[Start of DATASET EXTRACT]

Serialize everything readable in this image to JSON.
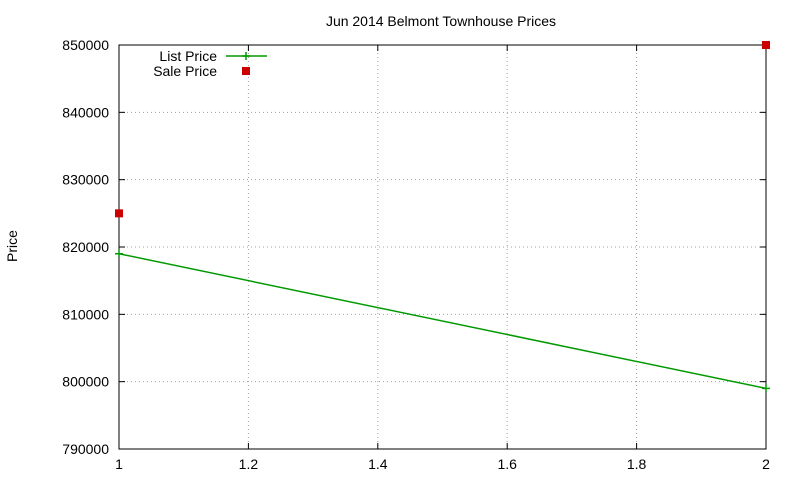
{
  "chart_data": {
    "type": "line",
    "title": "Jun 2014 Belmont Townhouse Prices",
    "xlabel": "",
    "ylabel": "Price",
    "xlim": [
      1,
      2
    ],
    "ylim": [
      790000,
      850000
    ],
    "x_ticks": [
      1,
      1.2,
      1.4,
      1.6,
      1.8,
      2
    ],
    "x_tick_labels": [
      "1",
      "1.2",
      "1.4",
      "1.6",
      "1.8",
      "2"
    ],
    "y_ticks": [
      790000,
      800000,
      810000,
      820000,
      830000,
      840000,
      850000
    ],
    "y_tick_labels": [
      "790000",
      "800000",
      "810000",
      "820000",
      "830000",
      "840000",
      "850000"
    ],
    "grid": true,
    "legend_position": "top-left",
    "series": [
      {
        "name": "List Price",
        "style": "linespoints",
        "color": "#009900",
        "x": [
          1,
          2
        ],
        "y": [
          819000,
          799000
        ]
      },
      {
        "name": "Sale Price",
        "style": "points",
        "color": "#cc0000",
        "x": [
          1,
          2
        ],
        "y": [
          825000,
          850000
        ]
      }
    ]
  }
}
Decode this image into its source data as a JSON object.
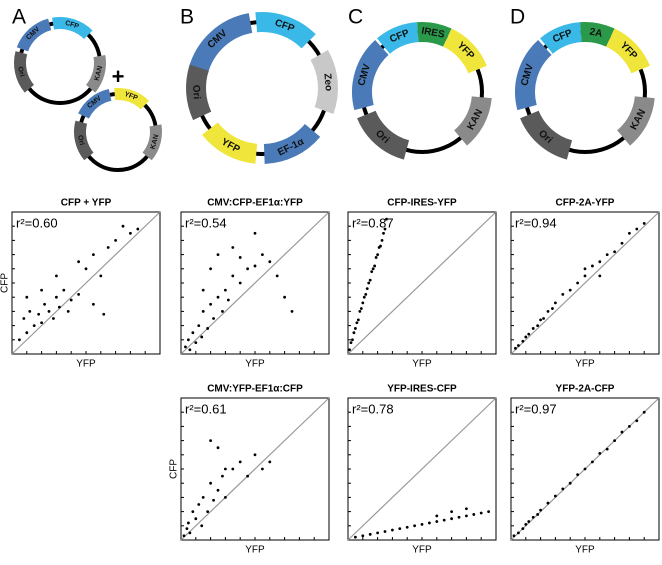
{
  "panels": [
    "A",
    "B",
    "C",
    "D"
  ],
  "plus": "+",
  "plasmids": [
    {
      "features": [
        "CMV",
        "CFP",
        "KAN",
        "Ori"
      ]
    },
    {
      "features": [
        "CMV",
        "YFP",
        "KAN",
        "Ori"
      ]
    },
    {
      "features": [
        "CMV",
        "CFP",
        "Zeo",
        "EF-1α",
        "YFP",
        "Ori"
      ]
    },
    {
      "features": [
        "CMV",
        "CFP",
        "IRES",
        "YFP",
        "KAN",
        "Ori"
      ]
    },
    {
      "features": [
        "CMV",
        "CFP",
        "2A",
        "YFP",
        "KAN",
        "Ori"
      ]
    }
  ],
  "chart_data": [
    {
      "type": "scatter",
      "title": "CFP + YFP",
      "annotation": "r²=0.60",
      "x_label": "YFP",
      "y_label": "CFP",
      "color": "#000000",
      "xlim": [
        0,
        100
      ],
      "ylim": [
        0,
        100
      ],
      "x": [
        5,
        8,
        10,
        12,
        15,
        18,
        20,
        22,
        25,
        28,
        30,
        32,
        35,
        38,
        40,
        45,
        50,
        55,
        60,
        65,
        70,
        75,
        80,
        85,
        45,
        30,
        20,
        55,
        62,
        10
      ],
      "y": [
        10,
        25,
        15,
        30,
        20,
        28,
        22,
        35,
        30,
        25,
        40,
        33,
        45,
        30,
        38,
        42,
        60,
        70,
        55,
        75,
        80,
        90,
        85,
        88,
        65,
        55,
        45,
        35,
        28,
        40
      ]
    },
    {
      "type": "scatter",
      "title": "CMV:CFP-EF1α:YFP",
      "annotation": "r²=0.54",
      "x_label": "YFP",
      "color": "#000000",
      "xlim": [
        0,
        100
      ],
      "ylim": [
        0,
        100
      ],
      "x": [
        3,
        5,
        6,
        8,
        10,
        12,
        14,
        15,
        18,
        20,
        22,
        25,
        28,
        30,
        32,
        35,
        40,
        45,
        50,
        55,
        60,
        65,
        70,
        75,
        15,
        20,
        25,
        35,
        40,
        50
      ],
      "y": [
        5,
        10,
        3,
        15,
        8,
        20,
        12,
        30,
        18,
        35,
        25,
        40,
        30,
        45,
        38,
        55,
        50,
        60,
        62,
        70,
        65,
        55,
        40,
        30,
        45,
        60,
        70,
        75,
        68,
        85
      ]
    },
    {
      "type": "scatter",
      "title": "CFP-IRES-YFP",
      "annotation": "r²=0.87",
      "x_label": "YFP",
      "color": "#000000",
      "xlim": [
        0,
        100
      ],
      "ylim": [
        0,
        100
      ],
      "x": [
        1,
        2,
        3,
        4,
        5,
        6,
        7,
        8,
        9,
        10,
        11,
        12,
        13,
        14,
        15,
        16,
        17,
        18,
        19,
        20,
        21,
        22,
        23,
        24,
        25,
        26
      ],
      "y": [
        3,
        8,
        10,
        15,
        18,
        22,
        24,
        30,
        32,
        36,
        40,
        42,
        46,
        50,
        52,
        58,
        60,
        62,
        68,
        70,
        75,
        76,
        80,
        85,
        88,
        95
      ]
    },
    {
      "type": "scatter",
      "title": "CFP-2A-YFP",
      "annotation": "r²=0.94",
      "x_label": "YFP",
      "color": "#000000",
      "xlim": [
        0,
        100
      ],
      "ylim": [
        0,
        100
      ],
      "x": [
        3,
        5,
        8,
        10,
        12,
        15,
        18,
        20,
        22,
        25,
        28,
        30,
        35,
        40,
        45,
        50,
        55,
        60,
        65,
        70,
        75,
        80,
        85,
        90,
        50,
        60
      ],
      "y": [
        4,
        6,
        9,
        12,
        14,
        18,
        20,
        24,
        25,
        30,
        32,
        36,
        42,
        45,
        50,
        55,
        62,
        65,
        70,
        72,
        78,
        85,
        88,
        92,
        60,
        55
      ]
    },
    {
      "type": "scatter",
      "title": "CMV:YFP-EF1α:CFP",
      "annotation": "r²=0.61",
      "x_label": "YFP",
      "y_label": "CFP",
      "color": "#000000",
      "xlim": [
        0,
        100
      ],
      "ylim": [
        0,
        100
      ],
      "x": [
        2,
        4,
        5,
        6,
        8,
        10,
        12,
        14,
        15,
        18,
        20,
        22,
        25,
        28,
        30,
        35,
        40,
        45,
        50,
        55,
        60,
        20,
        25,
        30
      ],
      "y": [
        3,
        8,
        12,
        5,
        20,
        15,
        25,
        10,
        30,
        20,
        40,
        28,
        35,
        45,
        30,
        50,
        55,
        45,
        60,
        50,
        55,
        70,
        65,
        50
      ]
    },
    {
      "type": "scatter",
      "title": "YFP-IRES-CFP",
      "annotation": "r²=0.78",
      "x_label": "YFP",
      "color": "#000000",
      "xlim": [
        0,
        100
      ],
      "ylim": [
        0,
        100
      ],
      "x": [
        5,
        10,
        15,
        20,
        25,
        30,
        35,
        40,
        45,
        50,
        55,
        60,
        65,
        70,
        75,
        80,
        85,
        90,
        95,
        60,
        70,
        80
      ],
      "y": [
        2,
        3,
        4,
        5,
        6,
        7,
        8,
        9,
        10,
        11,
        12,
        13,
        14,
        15,
        16,
        17,
        18,
        19,
        20,
        17,
        20,
        22
      ]
    },
    {
      "type": "scatter",
      "title": "YFP-2A-CFP",
      "annotation": "r²=0.97",
      "x_label": "YFP",
      "color": "#000000",
      "xlim": [
        0,
        100
      ],
      "ylim": [
        0,
        100
      ],
      "x": [
        2,
        5,
        8,
        10,
        12,
        15,
        18,
        20,
        25,
        30,
        35,
        40,
        45,
        50,
        55,
        60,
        65,
        70,
        75,
        80,
        85,
        90
      ],
      "y": [
        3,
        5,
        8,
        11,
        13,
        16,
        18,
        21,
        26,
        31,
        36,
        40,
        46,
        50,
        55,
        61,
        64,
        70,
        76,
        80,
        84,
        90
      ]
    }
  ]
}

[End of DATASET EXTRACT]

▶ EXERCISE REQUIREMENTS: Without including any pictures, output all the entries above exactly.

▶ FINAL RESULT:
Serialize everything readable in this image to JSON.
{
  "chart_data": {
    "type": "line",
    "title": "Jun 2014 Belmont Townhouse Prices",
    "xlabel": "",
    "ylabel": "Price",
    "xlim": [
      1,
      2
    ],
    "ylim": [
      790000,
      850000
    ],
    "x_ticks": [
      1,
      1.2,
      1.4,
      1.6,
      1.8,
      2
    ],
    "x_tick_labels": [
      "1",
      "1.2",
      "1.4",
      "1.6",
      "1.8",
      "2"
    ],
    "y_ticks": [
      790000,
      800000,
      810000,
      820000,
      830000,
      840000,
      850000
    ],
    "y_tick_labels": [
      "790000",
      "800000",
      "810000",
      "820000",
      "830000",
      "840000",
      "850000"
    ],
    "grid": true,
    "legend_position": "top-left",
    "series": [
      {
        "name": "List Price",
        "style": "linespoints",
        "color": "#009900",
        "x": [
          1,
          2
        ],
        "y": [
          819000,
          799000
        ]
      },
      {
        "name": "Sale Price",
        "style": "points",
        "color": "#cc0000",
        "x": [
          1,
          2
        ],
        "y": [
          825000,
          850000
        ]
      }
    ]
  }
}
Decode this image into its source data as a JSON object.
{
  "panels": [
    "A",
    "B",
    "C",
    "D"
  ],
  "plus": "+",
  "plasmids": [
    {
      "features": [
        "CMV",
        "CFP",
        "KAN",
        "Ori"
      ]
    },
    {
      "features": [
        "CMV",
        "YFP",
        "KAN",
        "Ori"
      ]
    },
    {
      "features": [
        "CMV",
        "CFP",
        "Zeo",
        "EF-1α",
        "YFP",
        "Ori"
      ]
    },
    {
      "features": [
        "CMV",
        "CFP",
        "IRES",
        "YFP",
        "KAN",
        "Ori"
      ]
    },
    {
      "features": [
        "CMV",
        "CFP",
        "2A",
        "YFP",
        "KAN",
        "Ori"
      ]
    }
  ],
  "chart_data": [
    {
      "type": "scatter",
      "title": "CFP + YFP",
      "annotation": "r²=0.60",
      "x_label": "YFP",
      "y_label": "CFP",
      "color": "#000000",
      "xlim": [
        0,
        100
      ],
      "ylim": [
        0,
        100
      ],
      "x": [
        5,
        8,
        10,
        12,
        15,
        18,
        20,
        22,
        25,
        28,
        30,
        32,
        35,
        38,
        40,
        45,
        50,
        55,
        60,
        65,
        70,
        75,
        80,
        85,
        45,
        30,
        20,
        55,
        62,
        10
      ],
      "y": [
        10,
        25,
        15,
        30,
        20,
        28,
        22,
        35,
        30,
        25,
        40,
        33,
        45,
        30,
        38,
        42,
        60,
        70,
        55,
        75,
        80,
        90,
        85,
        88,
        65,
        55,
        45,
        35,
        28,
        40
      ]
    },
    {
      "type": "scatter",
      "title": "CMV:CFP-EF1α:YFP",
      "annotation": "r²=0.54",
      "x_label": "YFP",
      "color": "#000000",
      "xlim": [
        0,
        100
      ],
      "ylim": [
        0,
        100
      ],
      "x": [
        3,
        5,
        6,
        8,
        10,
        12,
        14,
        15,
        18,
        20,
        22,
        25,
        28,
        30,
        32,
        35,
        40,
        45,
        50,
        55,
        60,
        65,
        70,
        75,
        15,
        20,
        25,
        35,
        40,
        50
      ],
      "y": [
        5,
        10,
        3,
        15,
        8,
        20,
        12,
        30,
        18,
        35,
        25,
        40,
        30,
        45,
        38,
        55,
        50,
        60,
        62,
        70,
        65,
        55,
        40,
        30,
        45,
        60,
        70,
        75,
        68,
        85
      ]
    },
    {
      "type": "scatter",
      "title": "CFP-IRES-YFP",
      "annotation": "r²=0.87",
      "x_label": "YFP",
      "color": "#000000",
      "xlim": [
        0,
        100
      ],
      "ylim": [
        0,
        100
      ],
      "x": [
        1,
        2,
        3,
        4,
        5,
        6,
        7,
        8,
        9,
        10,
        11,
        12,
        13,
        14,
        15,
        16,
        17,
        18,
        19,
        20,
        21,
        22,
        23,
        24,
        25,
        26
      ],
      "y": [
        3,
        8,
        10,
        15,
        18,
        22,
        24,
        30,
        32,
        36,
        40,
        42,
        46,
        50,
        52,
        58,
        60,
        62,
        68,
        70,
        75,
        76,
        80,
        85,
        88,
        95
      ]
    },
    {
      "type": "scatter",
      "title": "CFP-2A-YFP",
      "annotation": "r²=0.94",
      "x_label": "YFP",
      "color": "#000000",
      "xlim": [
        0,
        100
      ],
      "ylim": [
        0,
        100
      ],
      "x": [
        3,
        5,
        8,
        10,
        12,
        15,
        18,
        20,
        22,
        25,
        28,
        30,
        35,
        40,
        45,
        50,
        55,
        60,
        65,
        70,
        75,
        80,
        85,
        90,
        50,
        60
      ],
      "y": [
        4,
        6,
        9,
        12,
        14,
        18,
        20,
        24,
        25,
        30,
        32,
        36,
        42,
        45,
        50,
        55,
        62,
        65,
        70,
        72,
        78,
        85,
        88,
        92,
        60,
        55
      ]
    },
    {
      "type": "scatter",
      "title": "CMV:YFP-EF1α:CFP",
      "annotation": "r²=0.61",
      "x_label": "YFP",
      "y_label": "CFP",
      "color": "#000000",
      "xlim": [
        0,
        100
      ],
      "ylim": [
        0,
        100
      ],
      "x": [
        2,
        4,
        5,
        6,
        8,
        10,
        12,
        14,
        15,
        18,
        20,
        22,
        25,
        28,
        30,
        35,
        40,
        45,
        50,
        55,
        60,
        20,
        25,
        30
      ],
      "y": [
        3,
        8,
        12,
        5,
        20,
        15,
        25,
        10,
        30,
        20,
        40,
        28,
        35,
        45,
        30,
        50,
        55,
        45,
        60,
        50,
        55,
        70,
        65,
        50
      ]
    },
    {
      "type": "scatter",
      "title": "YFP-IRES-CFP",
      "annotation": "r²=0.78",
      "x_label": "YFP",
      "color": "#000000",
      "xlim": [
        0,
        100
      ],
      "ylim": [
        0,
        100
      ],
      "x": [
        5,
        10,
        15,
        20,
        25,
        30,
        35,
        40,
        45,
        50,
        55,
        60,
        65,
        70,
        75,
        80,
        85,
        90,
        95,
        60,
        70,
        80
      ],
      "y": [
        2,
        3,
        4,
        5,
        6,
        7,
        8,
        9,
        10,
        11,
        12,
        13,
        14,
        15,
        16,
        17,
        18,
        19,
        20,
        17,
        20,
        22
      ]
    },
    {
      "type": "scatter",
      "title": "YFP-2A-CFP",
      "annotation": "r²=0.97",
      "x_label": "YFP",
      "color": "#000000",
      "xlim": [
        0,
        100
      ],
      "ylim": [
        0,
        100
      ],
      "x": [
        2,
        5,
        8,
        10,
        12,
        15,
        18,
        20,
        25,
        30,
        35,
        40,
        45,
        50,
        55,
        60,
        65,
        70,
        75,
        80,
        85,
        90
      ],
      "y": [
        3,
        5,
        8,
        11,
        13,
        16,
        18,
        21,
        26,
        31,
        36,
        40,
        46,
        50,
        55,
        61,
        64,
        70,
        76,
        80,
        84,
        90
      ]
    }
  ]
}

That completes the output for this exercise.